[BEGIN Data supplied]

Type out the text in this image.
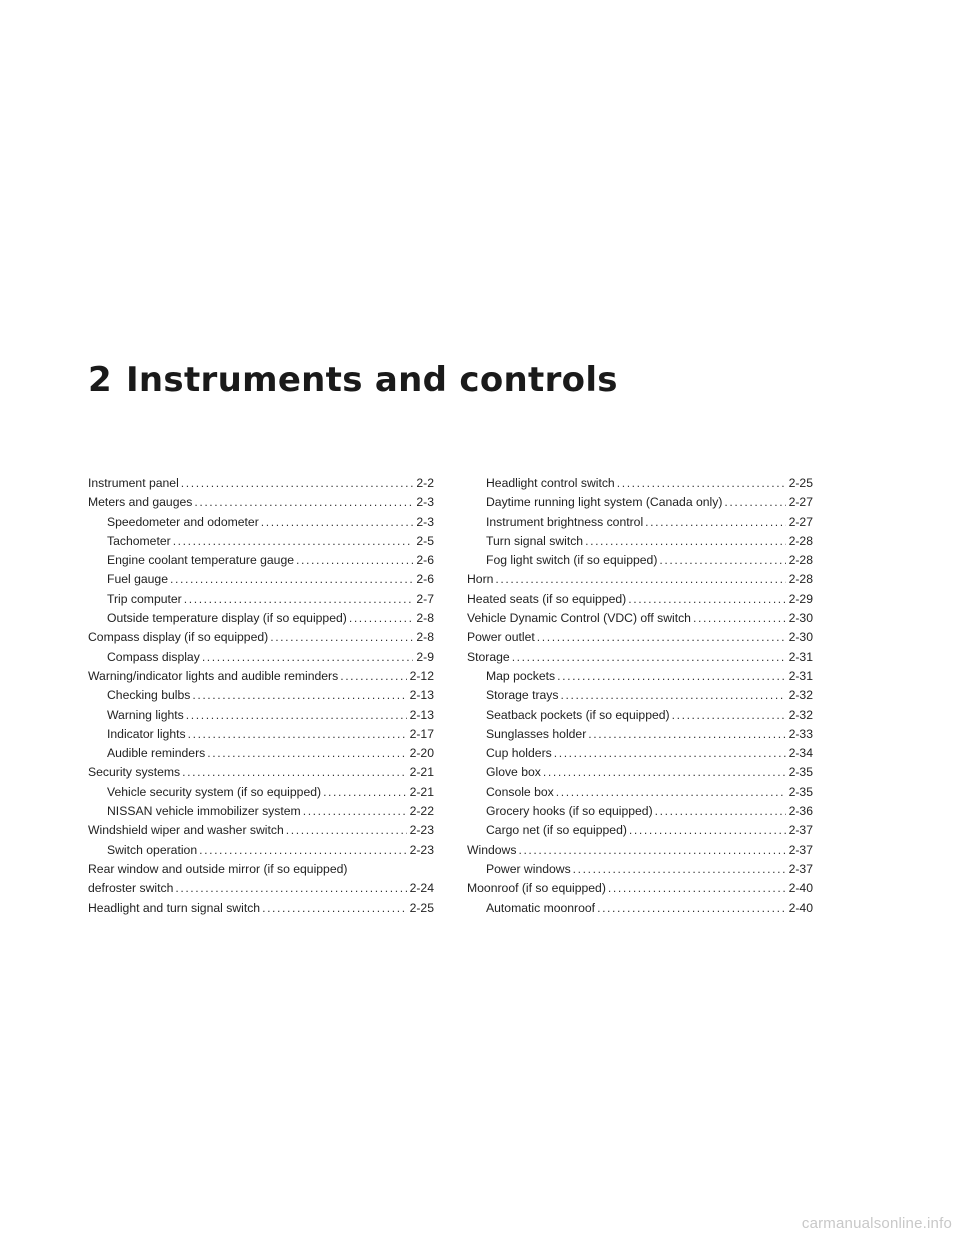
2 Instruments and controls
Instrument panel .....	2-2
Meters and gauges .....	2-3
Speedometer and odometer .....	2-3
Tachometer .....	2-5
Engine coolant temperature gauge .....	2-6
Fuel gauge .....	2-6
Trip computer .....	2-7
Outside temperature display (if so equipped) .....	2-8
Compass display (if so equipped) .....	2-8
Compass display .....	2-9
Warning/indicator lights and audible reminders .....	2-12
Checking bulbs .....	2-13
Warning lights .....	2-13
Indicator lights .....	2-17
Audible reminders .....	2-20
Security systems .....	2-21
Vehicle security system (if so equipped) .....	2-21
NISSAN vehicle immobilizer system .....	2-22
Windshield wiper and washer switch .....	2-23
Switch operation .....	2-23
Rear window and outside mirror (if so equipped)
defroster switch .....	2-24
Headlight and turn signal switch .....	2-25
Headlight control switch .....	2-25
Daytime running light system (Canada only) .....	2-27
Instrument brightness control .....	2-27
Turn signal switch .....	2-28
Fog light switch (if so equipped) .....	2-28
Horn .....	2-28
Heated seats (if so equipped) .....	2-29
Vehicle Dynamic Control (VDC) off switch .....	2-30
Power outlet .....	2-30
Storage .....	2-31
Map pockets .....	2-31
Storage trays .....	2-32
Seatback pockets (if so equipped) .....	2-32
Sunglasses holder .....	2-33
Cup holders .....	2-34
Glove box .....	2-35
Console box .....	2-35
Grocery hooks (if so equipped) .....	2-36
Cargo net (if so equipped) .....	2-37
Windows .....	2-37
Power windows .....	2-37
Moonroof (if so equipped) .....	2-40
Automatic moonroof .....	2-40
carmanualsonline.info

[END Data supplied]
[BEGIN Data supplied]

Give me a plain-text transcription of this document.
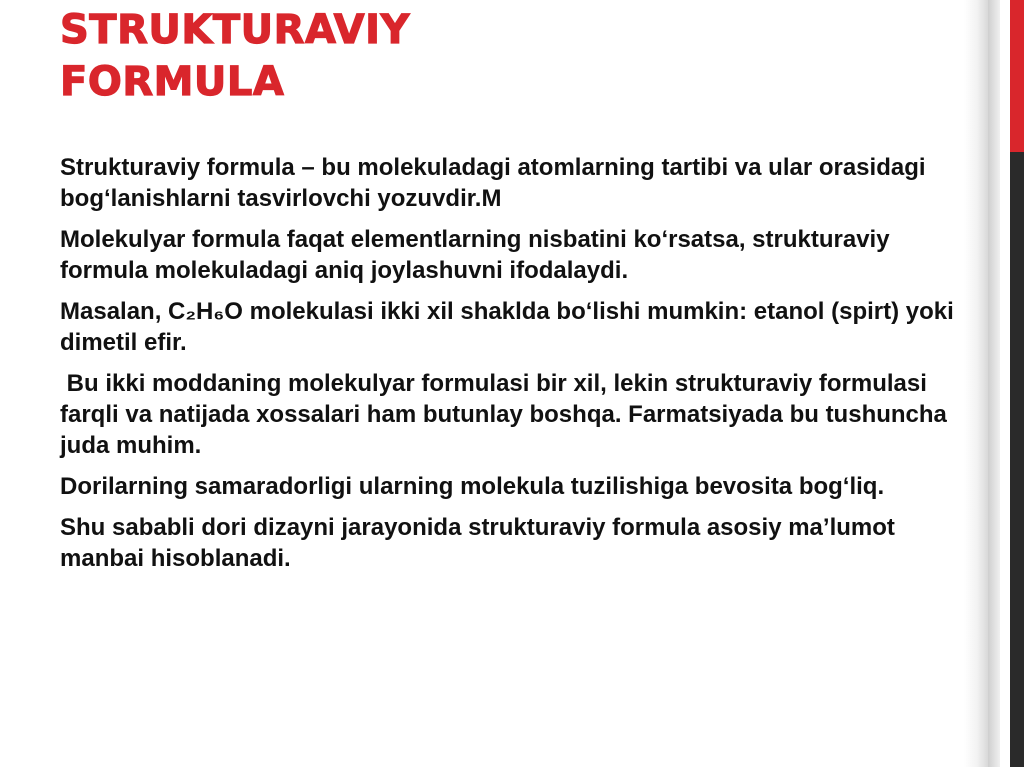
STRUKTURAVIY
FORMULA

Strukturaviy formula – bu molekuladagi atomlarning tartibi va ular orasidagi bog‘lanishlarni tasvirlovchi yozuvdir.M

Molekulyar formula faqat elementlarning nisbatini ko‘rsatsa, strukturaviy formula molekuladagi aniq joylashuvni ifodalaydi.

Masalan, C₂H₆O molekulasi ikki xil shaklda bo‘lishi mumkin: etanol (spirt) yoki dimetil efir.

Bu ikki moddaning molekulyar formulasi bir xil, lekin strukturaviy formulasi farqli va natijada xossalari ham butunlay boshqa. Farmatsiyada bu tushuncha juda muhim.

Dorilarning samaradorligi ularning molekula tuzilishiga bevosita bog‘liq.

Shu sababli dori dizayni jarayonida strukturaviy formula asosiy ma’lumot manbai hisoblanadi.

[END Data supplied]

## Challenge
Pull every line containing "ikki" out of the data above.

## The response
Masalan, C₂H₆O molekulasi ikki xil shaklda bo‘lishi mumkin: etanol (spirt) yoki dimetil efir.
Bu ikki moddaning molekulyar formulasi bir xil, lekin strukturaviy formulasi farqli va natijada xossalari ham butunlay boshqa. Farmatsiyada bu tushuncha juda muhim.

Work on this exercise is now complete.